▸ **BRIEF**: In the records that follow, locate every line with "JSON" and extract it.

++++ INPUT ROWS ++++

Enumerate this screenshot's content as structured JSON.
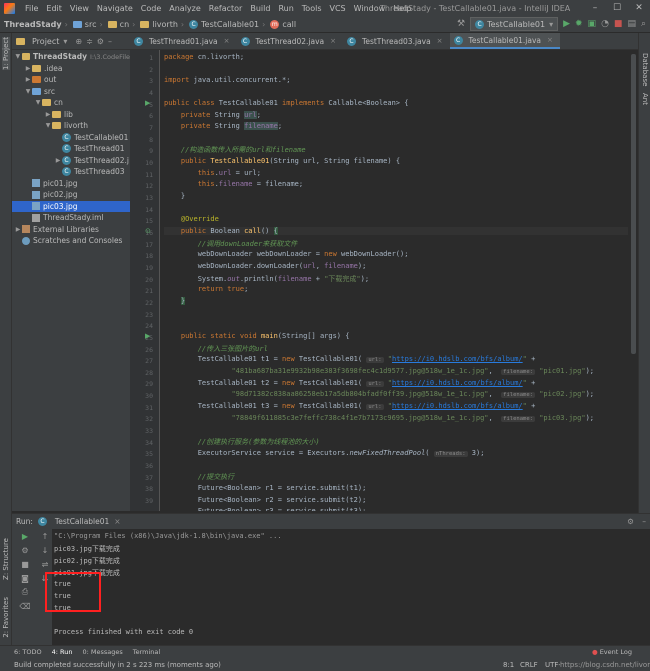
{
  "colors": {
    "background": "#2b2b2b",
    "panel": "#3c3f41",
    "selection": "#2f65ca",
    "keyword": "#cc7832",
    "string": "#6a8759",
    "field": "#9876aa",
    "annotation": "#bbb529",
    "highlight_box": "#ff2020"
  },
  "menubar": {
    "items": [
      "File",
      "Edit",
      "View",
      "Navigate",
      "Code",
      "Analyze",
      "Refactor",
      "Build",
      "Run",
      "Tools",
      "VCS",
      "Window",
      "Help"
    ],
    "title": "ThreadStady - TestCallable01.java - IntelliJ IDEA"
  },
  "breadcrumbs": [
    "ThreadStady",
    "src",
    "cn",
    "livorth",
    "TestCallable01",
    "call"
  ],
  "run_config": "TestCallable01",
  "project": {
    "header": "Project",
    "tree": [
      {
        "label": "ThreadStady",
        "extra": "I:\\3.CodeFile",
        "arrow": "▼",
        "indent": 0,
        "icon": "folder-module"
      },
      {
        "label": ".idea",
        "arrow": "▶",
        "indent": 1,
        "icon": "folder"
      },
      {
        "label": "out",
        "arrow": "▶",
        "indent": 1,
        "icon": "folder-orange"
      },
      {
        "label": "src",
        "arrow": "▼",
        "indent": 1,
        "icon": "folder-blue"
      },
      {
        "label": "cn",
        "arrow": "▼",
        "indent": 2,
        "icon": "folder"
      },
      {
        "label": "lib",
        "arrow": "▶",
        "indent": 3,
        "icon": "folder"
      },
      {
        "label": "livorth",
        "arrow": "▼",
        "indent": 3,
        "icon": "folder"
      },
      {
        "label": "TestCallable01",
        "arrow": "",
        "indent": 4,
        "icon": "class"
      },
      {
        "label": "TestThread01",
        "arrow": "",
        "indent": 4,
        "icon": "class"
      },
      {
        "label": "TestThread02.j",
        "arrow": "▶",
        "indent": 4,
        "icon": "class"
      },
      {
        "label": "TestThread03",
        "arrow": "",
        "indent": 4,
        "icon": "class"
      },
      {
        "label": "pic01.jpg",
        "arrow": "",
        "indent": 1,
        "icon": "image"
      },
      {
        "label": "pic02.jpg",
        "arrow": "",
        "indent": 1,
        "icon": "image"
      },
      {
        "label": "pic03.jpg",
        "arrow": "",
        "indent": 1,
        "icon": "image",
        "selected": true
      },
      {
        "label": "ThreadStady.iml",
        "arrow": "",
        "indent": 1,
        "icon": "iml"
      },
      {
        "label": "External Libraries",
        "arrow": "▶",
        "indent": 0,
        "icon": "library"
      },
      {
        "label": "Scratches and Consoles",
        "arrow": "",
        "indent": 0,
        "icon": "scratch"
      }
    ]
  },
  "tabs": [
    {
      "label": "TestThread01.java",
      "active": false
    },
    {
      "label": "TestThread02.java",
      "active": false
    },
    {
      "label": "TestThread03.java",
      "active": false
    },
    {
      "label": "TestCallable01.java",
      "active": true
    }
  ],
  "code": {
    "line_numbers": [
      "1",
      "2",
      "3",
      "4",
      "5",
      "6",
      "7",
      "8",
      "9",
      "10",
      "11",
      "12",
      "13",
      "14",
      "15",
      "16",
      "17",
      "18",
      "19",
      "20",
      "21",
      "22",
      "23",
      "24",
      "25",
      "26",
      "27",
      "28",
      "29",
      "30",
      "31",
      "32",
      "33",
      "34",
      "35",
      "36",
      "37",
      "38",
      "39"
    ]
  },
  "run": {
    "label": "Run:",
    "tab": "TestCallable01",
    "output": [
      "\"C:\\Program Files (x86)\\Java\\jdk-1.8\\bin\\java.exe\" ...",
      "pic03.jpg下载完成",
      "pic02.jpg下载完成",
      "pic01.jpg下载完成",
      "true",
      "true",
      "true",
      "",
      "Process finished with exit code 0"
    ]
  },
  "left_strip": {
    "project": "1: Project",
    "structure": "Z: Structure",
    "favorites": "2: Favorites"
  },
  "right_strip": {
    "database": "Database",
    "ant": "Ant"
  },
  "toolbar": {
    "todo": "6: TODO",
    "run": "4: Run",
    "messages": "0: Messages",
    "terminal": "Terminal",
    "eventlog": "Event Log"
  },
  "status": {
    "message": "Build completed successfully in 2 s 223 ms (moments ago)",
    "position": "8:1",
    "le": "CRLF",
    "enc": "UTF-8",
    "watermark": "https://blog.csdn.net/livorth"
  }
}
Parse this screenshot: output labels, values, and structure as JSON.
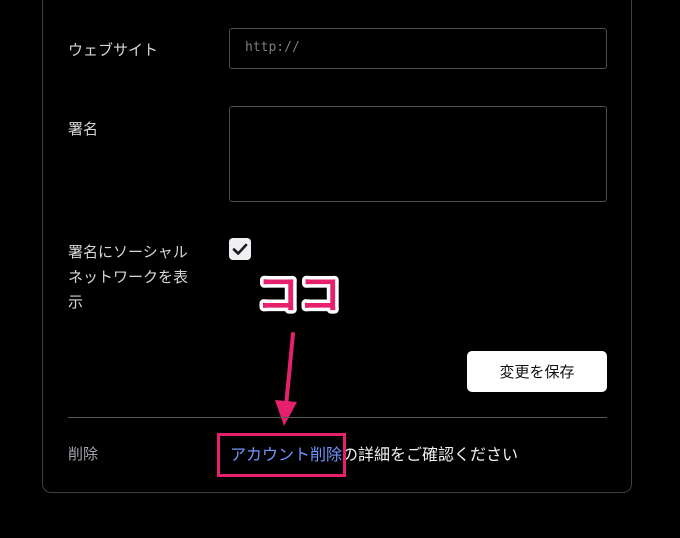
{
  "form": {
    "website_label": "ウェブサイト",
    "website_placeholder": "http://",
    "signature_label": "署名",
    "show_signature_label_1": "署名にソーシャル",
    "show_signature_label_2": "ネットワークを表",
    "show_signature_label_3": "示",
    "show_signature_checked": true,
    "save_label": "変更を保存"
  },
  "delete": {
    "label": "削除",
    "link_text": "アカウント削除",
    "suffix_text": "の詳細をご確認ください"
  },
  "annotation": {
    "callout_text": "ココ",
    "accent_color": "#e6206c"
  }
}
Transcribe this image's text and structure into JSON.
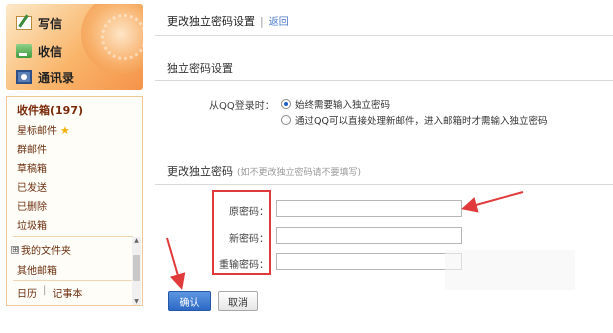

++++

▸ **WRITTEN SOLUTION**:
Enumerate this screenshot's content as structured JSON.
Parse this screenshot: output labels, values, and structure as JSON.
Transcribe this image's text and structure into JSON.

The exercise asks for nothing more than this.